▶ **EXTRACTED ENTRIES**
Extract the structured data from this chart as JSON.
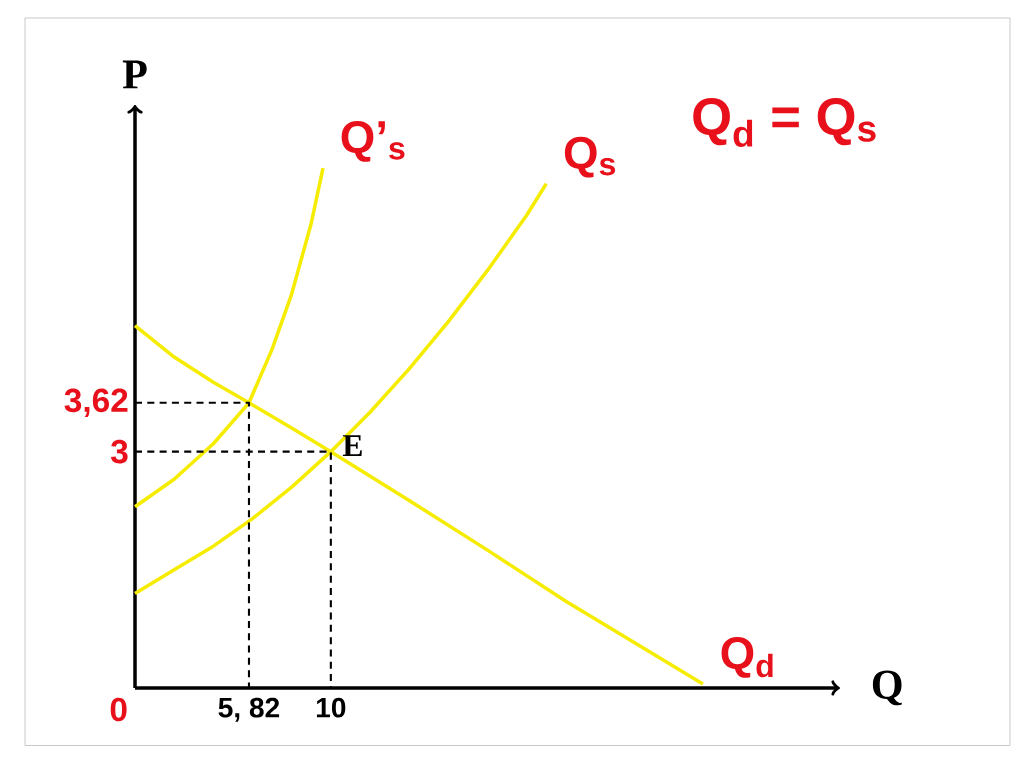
{
  "chart_data": {
    "type": "line",
    "xlabel": "Q",
    "ylabel": "P",
    "xlim": [
      0,
      36
    ],
    "ylim": [
      0,
      7.4
    ],
    "xticks": [
      0,
      {
        "value": 5.82,
        "label": "5, 82"
      },
      10
    ],
    "yticks": [
      3,
      {
        "value": 3.62,
        "label": "3,62"
      }
    ],
    "legend": false,
    "grid": false,
    "series": [
      {
        "name": "Q’$_{s}$",
        "color": "#f5ec00",
        "x": [
          0,
          2,
          4,
          5.82,
          7,
          8,
          9,
          9.6
        ],
        "values": [
          2.3,
          2.65,
          3.1,
          3.62,
          4.3,
          5.0,
          5.9,
          6.6
        ]
      },
      {
        "name": "Q$_{s}$",
        "color": "#f5ec00",
        "x": [
          0,
          2,
          4,
          6,
          8,
          10,
          12,
          14,
          16,
          18,
          20,
          21
        ],
        "values": [
          1.2,
          1.5,
          1.8,
          2.15,
          2.55,
          3,
          3.5,
          4.05,
          4.65,
          5.3,
          6.0,
          6.4
        ]
      },
      {
        "name": "Q$_{d}$",
        "color": "#f5ec00",
        "x": [
          0,
          2,
          4,
          5.82,
          8,
          10,
          14,
          18,
          22,
          26,
          29
        ],
        "values": [
          4.6,
          4.2,
          3.88,
          3.62,
          3.3,
          3,
          2.38,
          1.75,
          1.1,
          0.5,
          0.05
        ]
      },
      {
        "color": "#000000",
        "line_style": "dashed",
        "x": [
          0,
          5.82,
          5.82
        ],
        "values": [
          3.62,
          3.62,
          0
        ]
      },
      {
        "color": "#000000",
        "line_style": "dashed",
        "x": [
          0,
          10,
          10
        ],
        "values": [
          3,
          3,
          0
        ]
      }
    ],
    "annotations": [
      {
        "text": "E",
        "x": 10,
        "y": 3
      },
      "Q$_{d}$ = Q$_{s}$"
    ]
  }
}
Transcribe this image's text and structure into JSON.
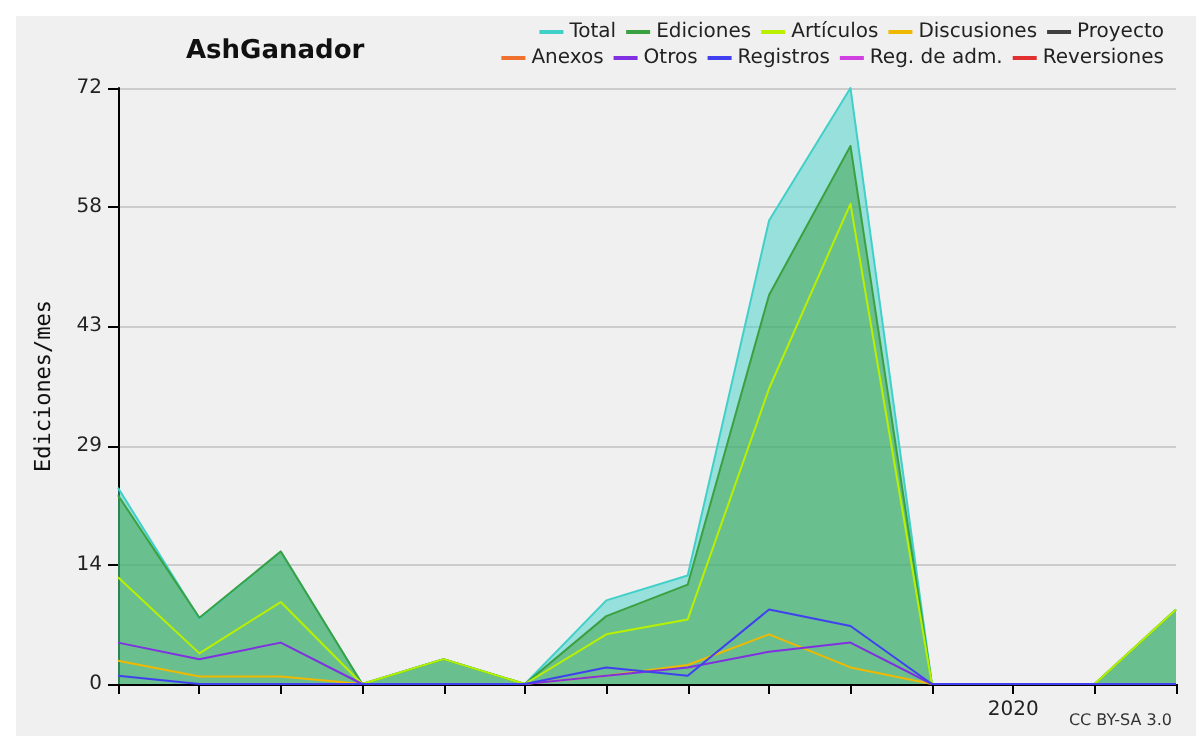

▶ **TASK**
Select every line where the word "text" occurs.

▶ **EXERCISE RESPONSE**
        "text": "E",
Transcribe this image's text and structure into JSON.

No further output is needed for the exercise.